## WORK INSTRUCTIONS
Repeat each entry as written and leave the images out of the copy.

## RECORDS TO USE
= = =

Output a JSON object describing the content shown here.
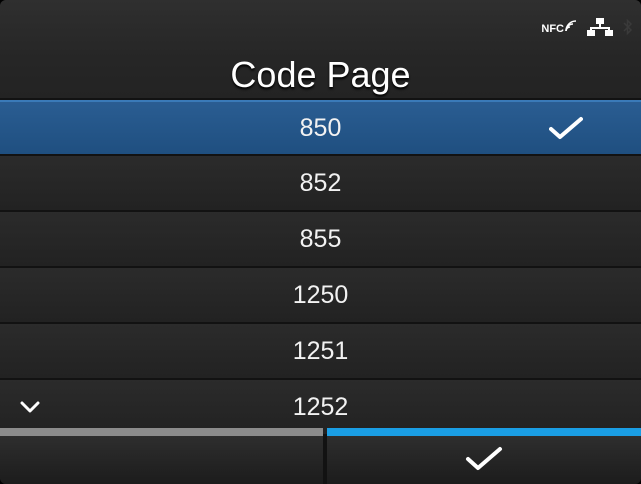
{
  "header": {
    "title": "Code Page",
    "nfc_label": "NFC",
    "icons": [
      "nfc-icon",
      "network-icon",
      "bluetooth-icon"
    ]
  },
  "list": {
    "items": [
      {
        "label": "850",
        "selected": true
      },
      {
        "label": "852",
        "selected": false
      },
      {
        "label": "855",
        "selected": false
      },
      {
        "label": "1250",
        "selected": false
      },
      {
        "label": "1251",
        "selected": false
      },
      {
        "label": "1252",
        "selected": false
      }
    ],
    "selected_icon": "checkmark-icon",
    "more_icon": "chevron-down-icon"
  },
  "footer": {
    "left_button": "",
    "right_button_icon": "checkmark-icon"
  },
  "colors": {
    "selected_row": "#2a5d92",
    "confirm_accent": "#1a9ee4",
    "cancel_accent": "#8c8c8c"
  }
}
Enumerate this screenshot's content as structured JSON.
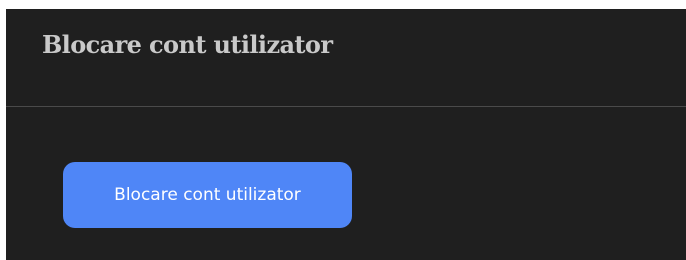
{
  "panel": {
    "title": "Blocare cont utilizator",
    "button_label": "Blocare cont utilizator"
  },
  "colors": {
    "panel_background": "#1f1f1f",
    "title_text": "#c9c9c9",
    "divider": "#4a4a4a",
    "button_accent": "#4f86f7",
    "button_text": "#ffffff"
  }
}
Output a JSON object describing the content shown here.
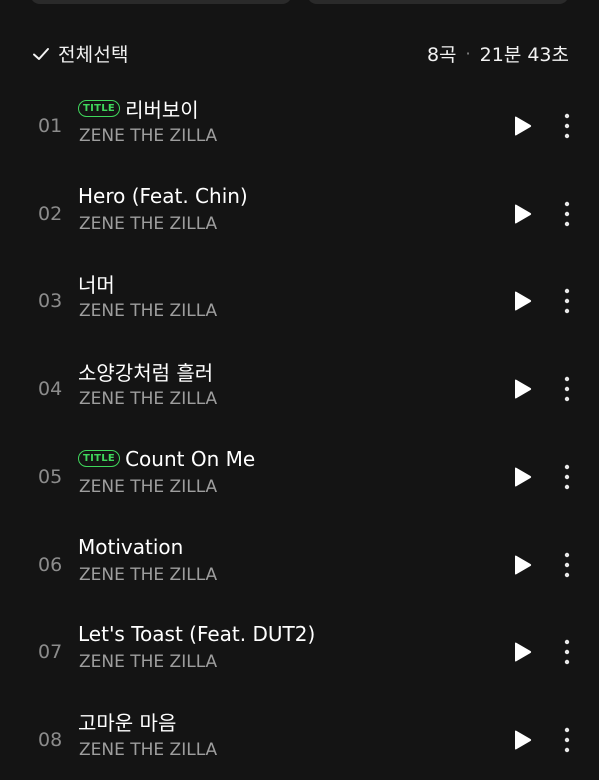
{
  "header": {
    "select_all_label": "전체선택",
    "track_count": "8곡",
    "separator": "·",
    "total_duration": "21분 43초"
  },
  "badge_label": "TITLE",
  "tracks": [
    {
      "number": "01",
      "title": "리버보이",
      "artist": "ZENE THE ZILLA",
      "is_title": true
    },
    {
      "number": "02",
      "title": "Hero (Feat. Chin)",
      "artist": "ZENE THE ZILLA",
      "is_title": false
    },
    {
      "number": "03",
      "title": "너머",
      "artist": "ZENE THE ZILLA",
      "is_title": false
    },
    {
      "number": "04",
      "title": "소양강처럼 흘러",
      "artist": "ZENE THE ZILLA",
      "is_title": false
    },
    {
      "number": "05",
      "title": "Count On Me",
      "artist": "ZENE THE ZILLA",
      "is_title": true
    },
    {
      "number": "06",
      "title": "Motivation",
      "artist": "ZENE THE ZILLA",
      "is_title": false
    },
    {
      "number": "07",
      "title": "Let's Toast (Feat. DUT2)",
      "artist": "ZENE THE ZILLA",
      "is_title": false
    },
    {
      "number": "08",
      "title": "고마운 마음",
      "artist": "ZENE THE ZILLA",
      "is_title": false
    }
  ],
  "icons": {
    "check": "check-icon",
    "play": "play-icon",
    "more": "more-vertical-icon"
  },
  "colors": {
    "background": "#141414",
    "accent_green": "#3fd65c",
    "text_primary": "#ffffff",
    "text_secondary": "#9e9e9e"
  }
}
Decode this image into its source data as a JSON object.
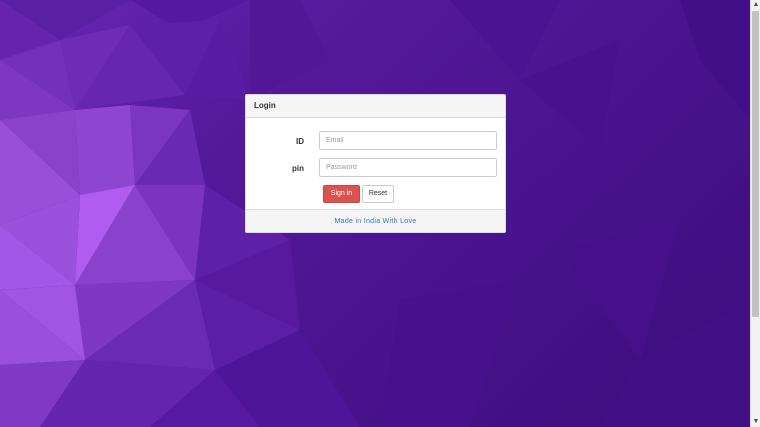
{
  "background": {
    "base_color": "#4a1590",
    "accent_color": "#b15cf0"
  },
  "login_panel": {
    "title": "Login",
    "id_label": "ID",
    "email_placeholder": "Email",
    "email_value": "",
    "pin_label": "pin",
    "password_placeholder": "Password",
    "password_value": "",
    "signin_label": "Sign in",
    "reset_label": "Reset",
    "footer_text": "Made in India With Love",
    "signin_color": "#d9534f",
    "link_color": "#337ab7"
  },
  "scrollbar": {
    "up_icon": "scroll-up-arrow-icon",
    "down_icon": "scroll-down-arrow-icon"
  }
}
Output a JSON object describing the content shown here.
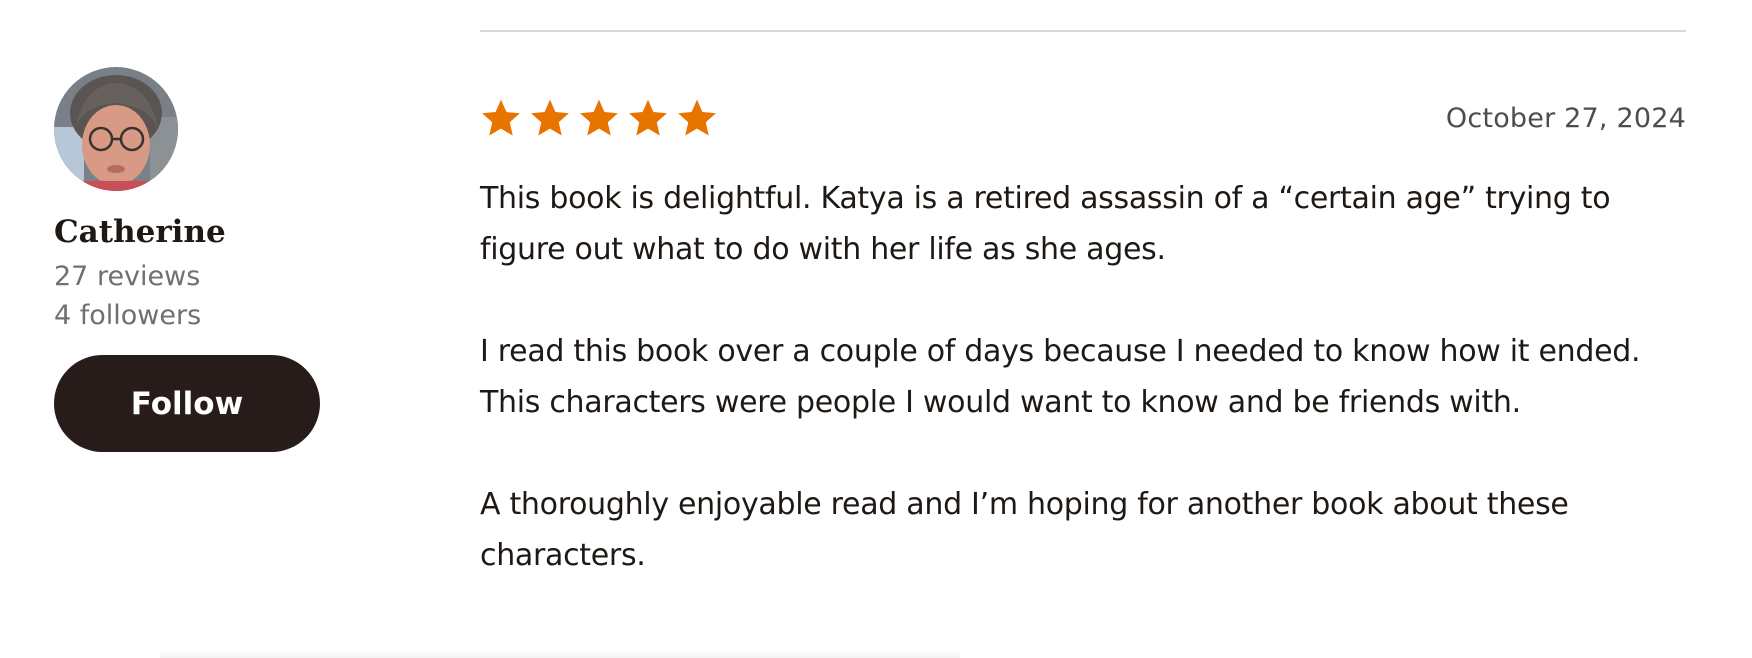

= = =

## RESULT FOR THIS TASK
Output a JSON object describing the content shown here.
{
  "header": {
    "title": "Code Page",
    "nfc_label": "NFC",
    "icons": [
      "nfc-icon",
      "network-icon",
      "bluetooth-icon"
    ]
  },
  "list": {
    "items": [
      {
        "label": "850",
        "selected": true
      },
      {
        "label": "852",
        "selected": false
      },
      {
        "label": "855",
        "selected": false
      },
      {
        "label": "1250",
        "selected": false
      },
      {
        "label": "1251",
        "selected": false
      },
      {
        "label": "1252",
        "selected": false
      }
    ],
    "selected_icon": "checkmark-icon",
    "more_icon": "chevron-down-icon"
  },
  "footer": {
    "left_button": "",
    "right_button_icon": "checkmark-icon"
  },
  "colors": {
    "selected_row": "#2a5d92",
    "confirm_accent": "#1a9ee4",
    "cancel_accent": "#8c8c8c"
  }
}
Enumerate this screenshot's content as structured JSON.
{
  "panel": {
    "title": "Blocare cont utilizator",
    "button_label": "Blocare cont utilizator"
  },
  "colors": {
    "panel_background": "#1f1f1f",
    "title_text": "#c9c9c9",
    "divider": "#4a4a4a",
    "button_accent": "#4f86f7",
    "button_text": "#ffffff"
  }
}
Output a JSON object describing the content shown here.
{
  "header": {
    "select_all_label": "전체선택",
    "track_count": "8곡",
    "separator": "·",
    "total_duration": "21분 43초"
  },
  "badge_label": "TITLE",
  "tracks": [
    {
      "number": "01",
      "title": "리버보이",
      "artist": "ZENE THE ZILLA",
      "is_title": true
    },
    {
      "number": "02",
      "title": "Hero (Feat. Chin)",
      "artist": "ZENE THE ZILLA",
      "is_title": false
    },
    {
      "number": "03",
      "title": "너머",
      "artist": "ZENE THE ZILLA",
      "is_title": false
    },
    {
      "number": "04",
      "title": "소양강처럼 흘러",
      "artist": "ZENE THE ZILLA",
      "is_title": false
    },
    {
      "number": "05",
      "title": "Count On Me",
      "artist": "ZENE THE ZILLA",
      "is_title": true
    },
    {
      "number": "06",
      "title": "Motivation",
      "artist": "ZENE THE ZILLA",
      "is_title": false
    },
    {
      "number": "07",
      "title": "Let's Toast (Feat. DUT2)",
      "artist": "ZENE THE ZILLA",
      "is_title": false
    },
    {
      "number": "08",
      "title": "고마운 마음",
      "artist": "ZENE THE ZILLA",
      "is_title": false
    }
  ],
  "icons": {
    "check": "check-icon",
    "play": "play-icon",
    "more": "more-vertical-icon"
  },
  "colors": {
    "background": "#141414",
    "accent_green": "#3fd65c",
    "text_primary": "#ffffff",
    "text_secondary": "#9e9e9e"
  }
}
Decode this image into its source data as a JSON object.
{
  "background": {
    "base_color": "#4a1590",
    "accent_color": "#b15cf0"
  },
  "login_panel": {
    "title": "Login",
    "id_label": "ID",
    "email_placeholder": "Email",
    "email_value": "",
    "pin_label": "pin",
    "password_placeholder": "Password",
    "password_value": "",
    "signin_label": "Sign in",
    "reset_label": "Reset",
    "footer_text": "Made in India With Love",
    "signin_color": "#d9534f",
    "link_color": "#337ab7"
  },
  "scrollbar": {
    "up_icon": "scroll-up-arrow-icon",
    "down_icon": "scroll-down-arrow-icon"
  }
}
Output a JSON object describing the content shown here.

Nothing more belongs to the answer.